Note how many lines hold the string "this" and give that number without any other words.

--- Begin DATA SHOWN ---

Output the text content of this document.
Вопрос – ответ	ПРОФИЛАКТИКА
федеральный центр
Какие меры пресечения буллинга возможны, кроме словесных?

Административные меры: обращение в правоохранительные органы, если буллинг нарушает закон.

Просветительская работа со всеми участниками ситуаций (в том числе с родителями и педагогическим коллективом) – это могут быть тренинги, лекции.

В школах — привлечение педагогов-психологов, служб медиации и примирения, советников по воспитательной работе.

--- End DATA SHOWN ---
--- Begin DATA SHOWN ---

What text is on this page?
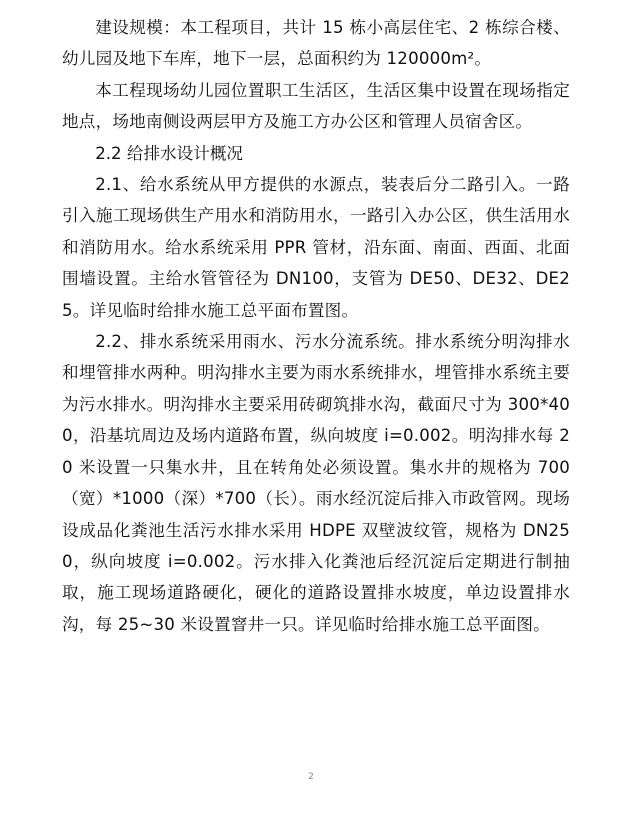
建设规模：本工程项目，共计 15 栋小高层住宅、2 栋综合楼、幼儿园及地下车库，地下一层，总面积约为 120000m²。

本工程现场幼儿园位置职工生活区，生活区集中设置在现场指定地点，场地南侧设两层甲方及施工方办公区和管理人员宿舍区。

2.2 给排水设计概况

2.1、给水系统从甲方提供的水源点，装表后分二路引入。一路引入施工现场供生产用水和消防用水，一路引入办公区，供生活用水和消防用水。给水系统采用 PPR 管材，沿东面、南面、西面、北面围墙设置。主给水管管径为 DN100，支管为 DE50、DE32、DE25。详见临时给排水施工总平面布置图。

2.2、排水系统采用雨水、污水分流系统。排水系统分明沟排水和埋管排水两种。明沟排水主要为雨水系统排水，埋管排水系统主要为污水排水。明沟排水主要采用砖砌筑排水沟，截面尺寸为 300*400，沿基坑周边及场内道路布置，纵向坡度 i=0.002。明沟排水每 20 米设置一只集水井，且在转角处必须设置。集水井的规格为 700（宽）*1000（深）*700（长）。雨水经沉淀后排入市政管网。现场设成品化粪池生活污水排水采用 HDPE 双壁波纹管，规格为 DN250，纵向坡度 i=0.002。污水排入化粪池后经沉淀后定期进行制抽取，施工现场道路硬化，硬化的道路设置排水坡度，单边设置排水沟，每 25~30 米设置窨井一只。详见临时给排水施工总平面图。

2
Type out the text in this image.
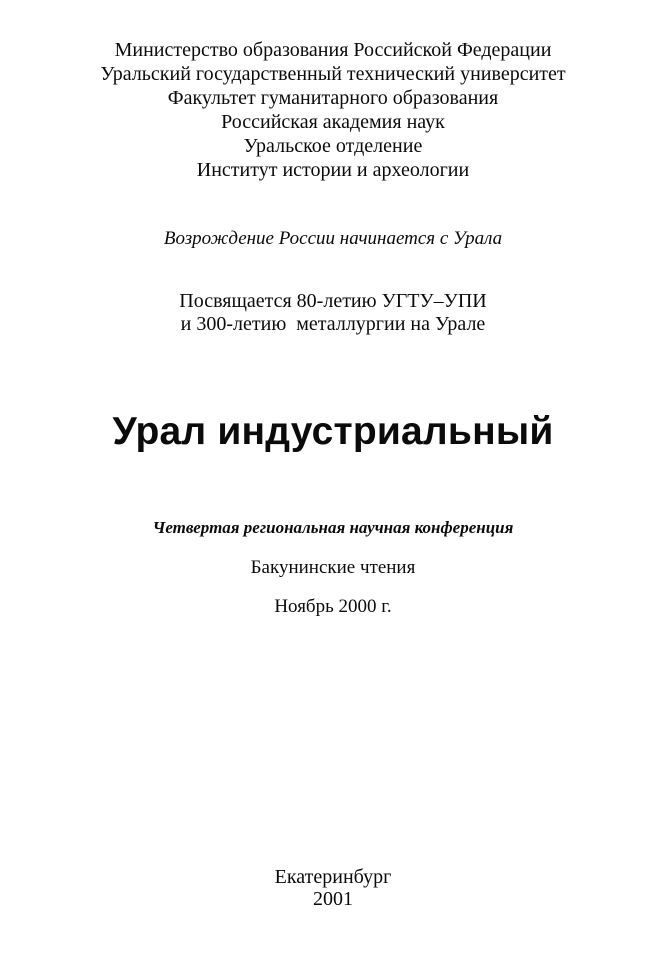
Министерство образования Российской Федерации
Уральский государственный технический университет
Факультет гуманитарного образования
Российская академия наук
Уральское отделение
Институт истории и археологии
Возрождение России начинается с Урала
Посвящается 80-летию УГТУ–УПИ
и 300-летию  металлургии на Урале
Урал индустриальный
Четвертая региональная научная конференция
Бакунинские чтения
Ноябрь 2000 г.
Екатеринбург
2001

--- End DATA SHOWN ---

# WRITTEN ANSWER:
3